▶ [GIVEN TASK]:
Go through the material and pull out every line with the string "SDTVAR" in it.

▶ [DATA ROWS]:
———

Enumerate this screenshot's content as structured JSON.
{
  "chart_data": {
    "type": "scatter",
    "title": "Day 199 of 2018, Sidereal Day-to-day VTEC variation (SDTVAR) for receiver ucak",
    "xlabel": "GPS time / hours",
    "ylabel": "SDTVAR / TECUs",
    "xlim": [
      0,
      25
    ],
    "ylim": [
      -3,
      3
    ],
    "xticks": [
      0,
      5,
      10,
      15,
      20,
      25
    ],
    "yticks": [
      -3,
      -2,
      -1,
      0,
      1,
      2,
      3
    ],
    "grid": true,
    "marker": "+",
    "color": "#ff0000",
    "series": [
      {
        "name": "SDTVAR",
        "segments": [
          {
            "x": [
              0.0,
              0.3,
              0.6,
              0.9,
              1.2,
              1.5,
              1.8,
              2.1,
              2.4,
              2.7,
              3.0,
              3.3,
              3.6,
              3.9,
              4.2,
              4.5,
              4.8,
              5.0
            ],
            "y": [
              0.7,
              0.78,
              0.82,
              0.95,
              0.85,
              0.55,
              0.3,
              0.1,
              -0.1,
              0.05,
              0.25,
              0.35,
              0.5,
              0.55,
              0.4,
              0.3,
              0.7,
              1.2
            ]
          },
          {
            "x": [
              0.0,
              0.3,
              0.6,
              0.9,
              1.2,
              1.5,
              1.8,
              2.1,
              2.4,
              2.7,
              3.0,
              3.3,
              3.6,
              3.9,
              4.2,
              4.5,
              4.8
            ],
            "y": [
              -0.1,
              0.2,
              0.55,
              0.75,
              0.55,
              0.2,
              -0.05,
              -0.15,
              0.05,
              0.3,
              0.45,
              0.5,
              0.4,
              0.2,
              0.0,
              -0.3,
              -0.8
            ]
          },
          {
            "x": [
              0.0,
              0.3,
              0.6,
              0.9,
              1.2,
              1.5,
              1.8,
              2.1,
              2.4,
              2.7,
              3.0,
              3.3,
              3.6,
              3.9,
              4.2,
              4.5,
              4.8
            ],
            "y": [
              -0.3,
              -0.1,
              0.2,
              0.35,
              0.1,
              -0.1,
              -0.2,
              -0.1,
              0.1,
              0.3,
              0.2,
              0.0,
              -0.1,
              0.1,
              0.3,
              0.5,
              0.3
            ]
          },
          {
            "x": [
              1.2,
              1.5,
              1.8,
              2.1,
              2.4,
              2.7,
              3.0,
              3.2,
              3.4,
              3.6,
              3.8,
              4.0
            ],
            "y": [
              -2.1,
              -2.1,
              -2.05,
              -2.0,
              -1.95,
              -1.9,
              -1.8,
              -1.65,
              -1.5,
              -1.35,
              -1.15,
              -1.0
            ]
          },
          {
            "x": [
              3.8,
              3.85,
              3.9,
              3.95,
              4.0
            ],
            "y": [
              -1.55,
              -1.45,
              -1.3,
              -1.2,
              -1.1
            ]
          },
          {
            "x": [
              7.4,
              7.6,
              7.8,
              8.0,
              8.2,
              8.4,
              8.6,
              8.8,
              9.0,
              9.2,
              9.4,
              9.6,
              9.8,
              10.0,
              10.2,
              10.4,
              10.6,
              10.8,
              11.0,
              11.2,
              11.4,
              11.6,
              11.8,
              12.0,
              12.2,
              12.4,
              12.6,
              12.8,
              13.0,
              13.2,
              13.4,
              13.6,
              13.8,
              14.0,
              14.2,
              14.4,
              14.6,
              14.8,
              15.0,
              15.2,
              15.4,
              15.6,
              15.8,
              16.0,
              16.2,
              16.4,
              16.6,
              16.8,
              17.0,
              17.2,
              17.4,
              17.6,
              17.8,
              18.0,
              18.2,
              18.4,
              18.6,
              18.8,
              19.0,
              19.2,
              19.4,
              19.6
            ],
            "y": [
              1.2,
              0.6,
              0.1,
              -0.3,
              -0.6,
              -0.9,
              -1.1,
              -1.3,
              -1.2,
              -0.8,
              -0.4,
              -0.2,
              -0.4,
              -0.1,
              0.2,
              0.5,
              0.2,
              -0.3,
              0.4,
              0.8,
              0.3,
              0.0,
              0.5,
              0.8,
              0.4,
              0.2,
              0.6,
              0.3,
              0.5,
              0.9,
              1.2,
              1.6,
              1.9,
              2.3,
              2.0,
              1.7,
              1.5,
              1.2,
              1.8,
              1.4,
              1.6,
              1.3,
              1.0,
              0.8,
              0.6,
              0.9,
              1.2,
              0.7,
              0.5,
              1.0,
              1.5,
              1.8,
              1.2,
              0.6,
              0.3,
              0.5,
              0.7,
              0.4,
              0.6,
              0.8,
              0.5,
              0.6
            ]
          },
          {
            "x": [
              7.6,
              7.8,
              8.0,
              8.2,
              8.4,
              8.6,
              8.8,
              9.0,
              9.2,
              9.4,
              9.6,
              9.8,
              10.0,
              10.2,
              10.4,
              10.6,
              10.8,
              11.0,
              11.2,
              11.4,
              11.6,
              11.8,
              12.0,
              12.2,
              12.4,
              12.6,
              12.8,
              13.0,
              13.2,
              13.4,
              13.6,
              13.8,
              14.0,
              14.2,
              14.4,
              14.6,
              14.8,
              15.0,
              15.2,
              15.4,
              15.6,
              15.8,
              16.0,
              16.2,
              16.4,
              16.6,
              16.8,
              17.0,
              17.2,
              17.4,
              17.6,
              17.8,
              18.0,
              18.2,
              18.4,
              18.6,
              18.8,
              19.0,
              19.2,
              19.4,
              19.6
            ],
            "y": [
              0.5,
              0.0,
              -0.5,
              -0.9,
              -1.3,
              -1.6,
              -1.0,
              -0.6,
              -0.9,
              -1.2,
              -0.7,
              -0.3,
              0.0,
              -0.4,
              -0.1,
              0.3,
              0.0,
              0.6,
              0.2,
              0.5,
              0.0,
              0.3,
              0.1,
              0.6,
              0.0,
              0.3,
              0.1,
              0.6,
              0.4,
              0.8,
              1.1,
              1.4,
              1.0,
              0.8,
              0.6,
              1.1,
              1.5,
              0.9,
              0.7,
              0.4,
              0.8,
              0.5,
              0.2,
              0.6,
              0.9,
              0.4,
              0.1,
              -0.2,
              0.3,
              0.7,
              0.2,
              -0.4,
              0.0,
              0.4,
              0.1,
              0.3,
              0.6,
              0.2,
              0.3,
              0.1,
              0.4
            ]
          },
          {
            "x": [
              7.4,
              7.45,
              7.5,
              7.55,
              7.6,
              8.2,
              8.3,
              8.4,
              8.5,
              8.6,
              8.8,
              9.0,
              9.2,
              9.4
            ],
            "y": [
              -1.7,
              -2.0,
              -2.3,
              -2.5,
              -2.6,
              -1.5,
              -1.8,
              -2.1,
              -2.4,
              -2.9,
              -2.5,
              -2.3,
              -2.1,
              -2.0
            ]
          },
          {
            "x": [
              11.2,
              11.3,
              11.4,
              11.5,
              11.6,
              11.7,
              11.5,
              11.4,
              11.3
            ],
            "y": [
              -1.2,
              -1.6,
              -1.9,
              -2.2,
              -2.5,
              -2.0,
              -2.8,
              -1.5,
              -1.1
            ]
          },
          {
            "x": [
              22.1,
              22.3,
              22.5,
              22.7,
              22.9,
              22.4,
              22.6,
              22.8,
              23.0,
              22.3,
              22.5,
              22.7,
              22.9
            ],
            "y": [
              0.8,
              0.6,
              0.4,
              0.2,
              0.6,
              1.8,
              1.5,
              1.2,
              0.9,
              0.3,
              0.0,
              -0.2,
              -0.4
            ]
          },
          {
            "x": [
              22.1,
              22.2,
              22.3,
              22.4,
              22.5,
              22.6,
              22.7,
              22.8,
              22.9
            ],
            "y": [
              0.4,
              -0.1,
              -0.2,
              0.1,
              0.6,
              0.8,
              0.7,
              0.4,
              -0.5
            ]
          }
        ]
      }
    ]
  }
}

———

▶ [EXERCISE ANSWER]:
    "title": "Day 199 of 2018, Sidereal Day-to-day VTEC variation (SDTVAR) for receiver ucak",
    "ylabel": "SDTVAR / TECUs",
        "name": "SDTVAR",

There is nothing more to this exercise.